In the data below, find every line that has the string "CENTERFOLD", and copy it.

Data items
§
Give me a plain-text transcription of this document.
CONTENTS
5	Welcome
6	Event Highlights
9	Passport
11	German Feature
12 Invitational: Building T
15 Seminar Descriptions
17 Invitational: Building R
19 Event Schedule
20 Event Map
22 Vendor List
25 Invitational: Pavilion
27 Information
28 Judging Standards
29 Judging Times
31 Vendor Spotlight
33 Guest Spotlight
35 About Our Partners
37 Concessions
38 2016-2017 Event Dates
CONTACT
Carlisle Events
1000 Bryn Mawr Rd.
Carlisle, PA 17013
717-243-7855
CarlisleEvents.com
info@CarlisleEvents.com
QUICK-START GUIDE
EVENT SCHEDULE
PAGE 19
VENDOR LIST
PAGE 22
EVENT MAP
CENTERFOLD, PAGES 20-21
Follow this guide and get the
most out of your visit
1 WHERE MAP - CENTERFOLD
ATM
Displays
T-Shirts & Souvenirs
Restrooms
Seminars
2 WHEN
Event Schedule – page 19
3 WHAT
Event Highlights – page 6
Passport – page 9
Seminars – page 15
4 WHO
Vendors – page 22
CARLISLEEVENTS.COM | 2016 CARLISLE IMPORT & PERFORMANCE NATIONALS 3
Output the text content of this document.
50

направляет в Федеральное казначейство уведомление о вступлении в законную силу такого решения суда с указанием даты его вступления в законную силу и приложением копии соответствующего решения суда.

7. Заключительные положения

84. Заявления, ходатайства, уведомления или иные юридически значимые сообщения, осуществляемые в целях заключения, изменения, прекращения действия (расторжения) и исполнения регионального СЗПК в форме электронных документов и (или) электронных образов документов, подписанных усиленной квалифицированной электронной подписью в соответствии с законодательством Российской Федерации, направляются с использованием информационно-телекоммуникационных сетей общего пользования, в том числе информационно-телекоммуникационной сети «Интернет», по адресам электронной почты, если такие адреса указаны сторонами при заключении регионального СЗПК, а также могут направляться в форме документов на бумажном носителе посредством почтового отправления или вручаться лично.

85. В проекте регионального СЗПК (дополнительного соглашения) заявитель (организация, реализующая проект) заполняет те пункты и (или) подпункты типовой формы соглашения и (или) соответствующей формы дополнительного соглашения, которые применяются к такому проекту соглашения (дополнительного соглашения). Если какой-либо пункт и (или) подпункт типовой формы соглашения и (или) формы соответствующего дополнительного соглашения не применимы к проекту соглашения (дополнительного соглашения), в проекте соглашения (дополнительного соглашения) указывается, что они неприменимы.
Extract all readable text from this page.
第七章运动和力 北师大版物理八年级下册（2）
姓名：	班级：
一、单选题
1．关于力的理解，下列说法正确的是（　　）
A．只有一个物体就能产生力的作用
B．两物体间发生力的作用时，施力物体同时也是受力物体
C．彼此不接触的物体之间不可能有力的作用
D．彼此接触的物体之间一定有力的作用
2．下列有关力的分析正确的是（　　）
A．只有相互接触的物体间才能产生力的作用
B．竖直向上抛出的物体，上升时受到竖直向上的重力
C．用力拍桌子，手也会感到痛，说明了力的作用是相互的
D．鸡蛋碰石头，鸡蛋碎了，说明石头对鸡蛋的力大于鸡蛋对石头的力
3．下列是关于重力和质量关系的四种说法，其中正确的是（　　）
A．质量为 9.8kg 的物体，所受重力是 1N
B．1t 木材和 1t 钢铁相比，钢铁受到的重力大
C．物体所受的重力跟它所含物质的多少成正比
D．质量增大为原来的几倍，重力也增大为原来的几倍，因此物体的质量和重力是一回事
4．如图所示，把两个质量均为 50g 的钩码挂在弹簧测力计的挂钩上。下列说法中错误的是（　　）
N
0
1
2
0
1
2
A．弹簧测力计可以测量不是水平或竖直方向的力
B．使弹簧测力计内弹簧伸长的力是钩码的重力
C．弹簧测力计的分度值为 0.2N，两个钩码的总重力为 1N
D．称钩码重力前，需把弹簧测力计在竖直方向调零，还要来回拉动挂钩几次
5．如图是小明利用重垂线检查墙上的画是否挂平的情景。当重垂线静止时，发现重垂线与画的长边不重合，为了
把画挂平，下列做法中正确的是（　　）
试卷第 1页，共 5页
§
### Response
CENTERFOLD, PAGES 20-21
1 WHERE MAP - CENTERFOLD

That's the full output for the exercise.